## Goal
Go through the listing and pick out each line with the word "blago" in it.

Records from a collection
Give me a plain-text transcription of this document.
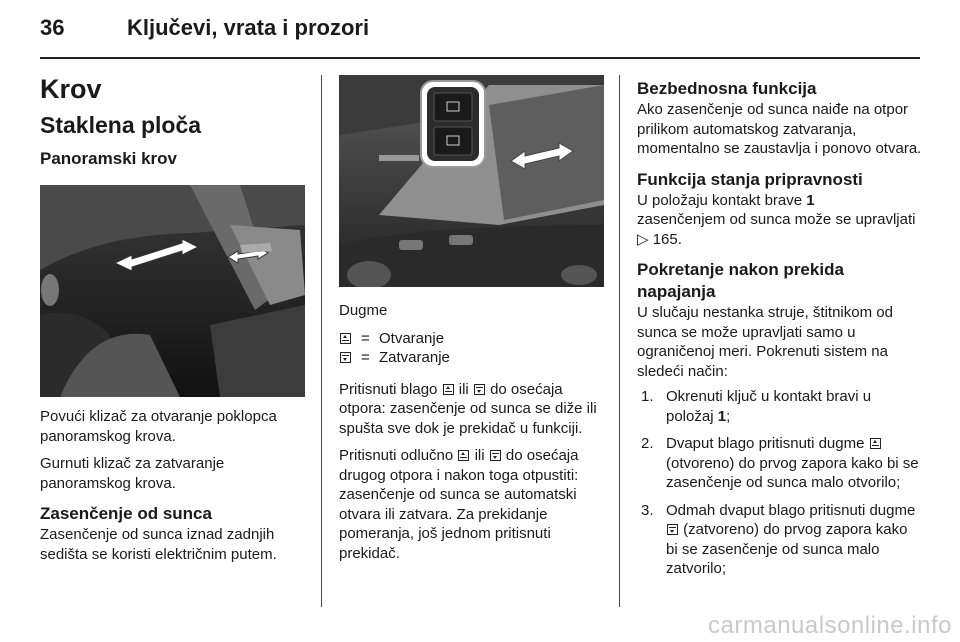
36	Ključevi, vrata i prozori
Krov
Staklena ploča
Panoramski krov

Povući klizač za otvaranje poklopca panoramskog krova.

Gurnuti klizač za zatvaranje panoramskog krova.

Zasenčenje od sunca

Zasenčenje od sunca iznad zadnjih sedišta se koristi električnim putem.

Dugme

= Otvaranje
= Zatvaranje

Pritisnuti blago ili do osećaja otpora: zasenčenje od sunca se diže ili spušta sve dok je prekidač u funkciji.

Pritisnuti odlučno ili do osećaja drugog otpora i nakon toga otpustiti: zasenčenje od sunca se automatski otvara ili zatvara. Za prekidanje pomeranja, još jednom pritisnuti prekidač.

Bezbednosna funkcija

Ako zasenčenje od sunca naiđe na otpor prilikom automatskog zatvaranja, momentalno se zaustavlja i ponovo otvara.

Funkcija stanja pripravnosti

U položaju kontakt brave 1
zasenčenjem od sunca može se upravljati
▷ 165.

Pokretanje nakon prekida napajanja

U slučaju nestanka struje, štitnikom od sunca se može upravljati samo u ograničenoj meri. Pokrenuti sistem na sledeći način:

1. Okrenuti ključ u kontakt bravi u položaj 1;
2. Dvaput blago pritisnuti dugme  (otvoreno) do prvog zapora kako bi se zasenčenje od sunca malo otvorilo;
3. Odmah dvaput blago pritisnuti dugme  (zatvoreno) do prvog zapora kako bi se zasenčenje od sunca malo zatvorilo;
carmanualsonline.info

## Reply
Pritisnuti blago ili do osećaja otpora: zasenčenje od sunca se diže ili spušta sve dok je prekidač u funkciji.
2. Dvaput blago pritisnuti dugme  (otvoreno) do prvog zapora kako bi se zasenčenje od sunca malo otvorilo;
3. Odmah dvaput blago pritisnuti dugme  (zatvoreno) do prvog zapora kako bi se zasenčenje od sunca malo zatvorilo;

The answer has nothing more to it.